§ Dataset extract:

- - - - - - -

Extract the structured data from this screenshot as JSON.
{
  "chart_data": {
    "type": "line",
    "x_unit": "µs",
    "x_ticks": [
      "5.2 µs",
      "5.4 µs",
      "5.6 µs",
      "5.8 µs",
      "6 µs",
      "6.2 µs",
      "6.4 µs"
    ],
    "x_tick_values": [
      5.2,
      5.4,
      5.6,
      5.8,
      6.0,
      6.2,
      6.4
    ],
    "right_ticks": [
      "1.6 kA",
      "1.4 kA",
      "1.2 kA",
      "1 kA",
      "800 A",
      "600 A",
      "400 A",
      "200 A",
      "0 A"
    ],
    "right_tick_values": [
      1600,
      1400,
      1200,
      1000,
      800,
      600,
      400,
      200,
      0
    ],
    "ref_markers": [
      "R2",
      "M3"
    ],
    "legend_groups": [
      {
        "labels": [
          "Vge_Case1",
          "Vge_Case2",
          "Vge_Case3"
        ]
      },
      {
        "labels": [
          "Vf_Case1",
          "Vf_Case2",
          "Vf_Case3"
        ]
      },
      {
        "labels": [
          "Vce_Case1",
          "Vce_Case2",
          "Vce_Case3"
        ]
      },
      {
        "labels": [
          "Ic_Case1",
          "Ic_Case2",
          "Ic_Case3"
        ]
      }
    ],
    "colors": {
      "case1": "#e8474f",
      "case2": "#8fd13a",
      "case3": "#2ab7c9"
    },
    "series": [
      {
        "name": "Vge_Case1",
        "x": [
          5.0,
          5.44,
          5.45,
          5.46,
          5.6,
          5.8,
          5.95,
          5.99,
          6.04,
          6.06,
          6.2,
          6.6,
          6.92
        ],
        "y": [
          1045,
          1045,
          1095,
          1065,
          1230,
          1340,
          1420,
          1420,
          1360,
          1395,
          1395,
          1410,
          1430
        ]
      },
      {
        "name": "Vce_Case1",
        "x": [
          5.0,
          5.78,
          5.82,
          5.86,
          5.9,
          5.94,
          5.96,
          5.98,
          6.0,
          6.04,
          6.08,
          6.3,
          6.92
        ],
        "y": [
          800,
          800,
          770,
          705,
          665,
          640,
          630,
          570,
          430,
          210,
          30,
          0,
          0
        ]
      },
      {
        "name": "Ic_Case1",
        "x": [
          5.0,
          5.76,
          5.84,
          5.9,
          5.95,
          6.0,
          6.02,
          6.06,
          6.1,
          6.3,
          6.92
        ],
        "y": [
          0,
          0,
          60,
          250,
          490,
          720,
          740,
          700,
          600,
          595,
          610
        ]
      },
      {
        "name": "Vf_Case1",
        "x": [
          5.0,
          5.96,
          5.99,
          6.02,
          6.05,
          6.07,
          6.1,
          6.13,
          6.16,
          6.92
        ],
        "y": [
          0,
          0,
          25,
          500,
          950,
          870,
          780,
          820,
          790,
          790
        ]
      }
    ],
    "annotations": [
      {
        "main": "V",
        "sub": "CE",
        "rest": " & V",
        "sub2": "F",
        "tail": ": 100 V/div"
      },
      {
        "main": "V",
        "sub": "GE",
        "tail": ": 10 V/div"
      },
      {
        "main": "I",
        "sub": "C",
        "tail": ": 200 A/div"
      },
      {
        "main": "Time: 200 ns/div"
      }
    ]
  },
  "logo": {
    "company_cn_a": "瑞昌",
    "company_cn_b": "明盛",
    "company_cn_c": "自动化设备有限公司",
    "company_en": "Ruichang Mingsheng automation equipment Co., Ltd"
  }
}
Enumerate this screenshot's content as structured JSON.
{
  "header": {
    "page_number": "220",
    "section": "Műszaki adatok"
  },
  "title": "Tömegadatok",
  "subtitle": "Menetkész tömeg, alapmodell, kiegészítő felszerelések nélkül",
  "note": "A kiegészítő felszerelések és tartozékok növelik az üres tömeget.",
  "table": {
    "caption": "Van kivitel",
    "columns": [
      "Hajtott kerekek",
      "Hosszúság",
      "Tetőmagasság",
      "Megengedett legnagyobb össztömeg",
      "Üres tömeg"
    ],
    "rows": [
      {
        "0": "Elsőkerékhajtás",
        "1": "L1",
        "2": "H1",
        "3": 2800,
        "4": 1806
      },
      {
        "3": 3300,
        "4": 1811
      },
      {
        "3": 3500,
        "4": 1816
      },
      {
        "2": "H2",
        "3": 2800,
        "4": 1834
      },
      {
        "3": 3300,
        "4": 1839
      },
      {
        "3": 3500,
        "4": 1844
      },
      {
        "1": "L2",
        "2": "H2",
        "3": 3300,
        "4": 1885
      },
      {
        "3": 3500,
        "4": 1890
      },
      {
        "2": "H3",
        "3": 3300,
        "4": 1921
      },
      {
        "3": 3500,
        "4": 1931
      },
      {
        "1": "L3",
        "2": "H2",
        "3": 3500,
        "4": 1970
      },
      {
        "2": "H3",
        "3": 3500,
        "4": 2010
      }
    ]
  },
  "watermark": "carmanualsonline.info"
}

- - - - - - -

Search the data for "structured". Copy every matching line.

Extract the structured data from this screenshot as JSON.
Enumerate this screenshot's content as structured JSON.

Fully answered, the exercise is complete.